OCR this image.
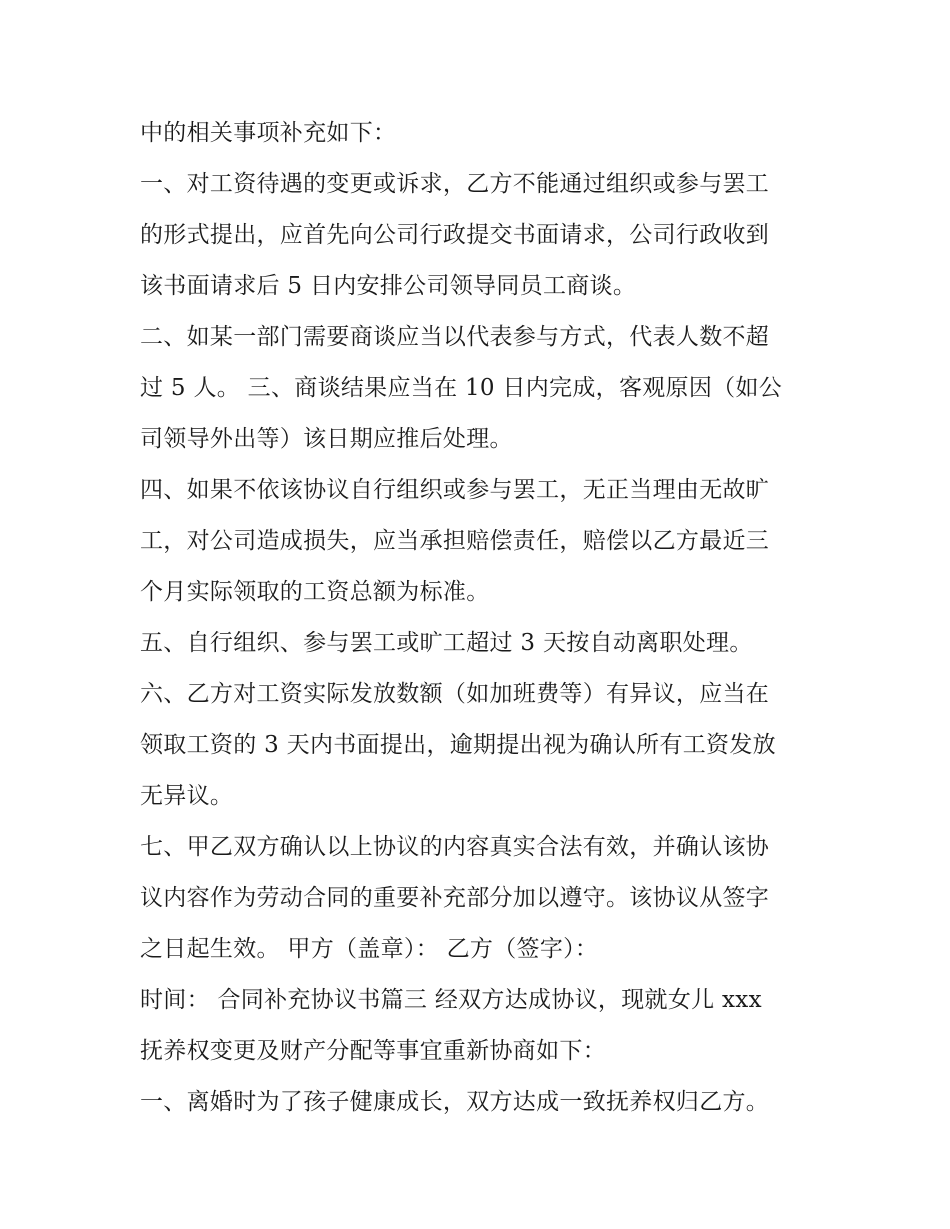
中的相关事项补充如下：
一、对工资待遇的变更或诉求，乙方不能通过组织或参与罢工
的形式提出，应首先向公司行政提交书面请求，公司行政收到
该书面请求后 5 日内安排公司领导同员工商谈。
二、如某一部门需要商谈应当以代表参与方式，代表人数不超
过 5 人。 三、商谈结果应当在 10 日内完成，客观原因（如公
司领导外出等）该日期应推后处理。
四、如果不依该协议自行组织或参与罢工，无正当理由无故旷
工，对公司造成损失，应当承担赔偿责任，赔偿以乙方最近三
个月实际领取的工资总额为标准。
五、自行组织、参与罢工或旷工超过 3 天按自动离职处理。
六、乙方对工资实际发放数额（如加班费等）有异议，应当在
领取工资的 3 天内书面提出，逾期提出视为确认所有工资发放
无异议。
七、甲乙双方确认以上协议的内容真实合法有效，并确认该协
议内容作为劳动合同的重要补充部分加以遵守。该协议从签字
之日起生效。 甲方（盖章）： 乙方（签字）：
时间： 合同补充协议书篇三 经双方达成协议，现就女儿 xxx
抚养权变更及财产分配等事宜重新协商如下：
一、离婚时为了孩子健康成长，双方达成一致抚养权归乙方。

▬▬▬▬▬▬

Reproduce the entries above word for word. Pictures stay out.

## [IN RESPONSE]
OCR this image.
中的相关事项补充如下：
一、对工资待遇的变更或诉求，乙方不能通过组织或参与罢工
的形式提出，应首先向公司行政提交书面请求，公司行政收到
该书面请求后 5 日内安排公司领导同员工商谈。
二、如某一部门需要商谈应当以代表参与方式，代表人数不超
过 5 人。 三、商谈结果应当在 10 日内完成，客观原因（如公
司领导外出等）该日期应推后处理。
四、如果不依该协议自行组织或参与罢工，无正当理由无故旷
工，对公司造成损失，应当承担赔偿责任，赔偿以乙方最近三
个月实际领取的工资总额为标准。
五、自行组织、参与罢工或旷工超过 3 天按自动离职处理。
六、乙方对工资实际发放数额（如加班费等）有异议，应当在
领取工资的 3 天内书面提出，逾期提出视为确认所有工资发放
无异议。
七、甲乙双方确认以上协议的内容真实合法有效，并确认该协
议内容作为劳动合同的重要补充部分加以遵守。该协议从签字
之日起生效。 甲方（盖章）： 乙方（签字）：
时间： 合同补充协议书篇三 经双方达成协议，现就女儿 xxx
抚养权变更及财产分配等事宜重新协商如下：
一、离婚时为了孩子健康成长，双方达成一致抚养权归乙方。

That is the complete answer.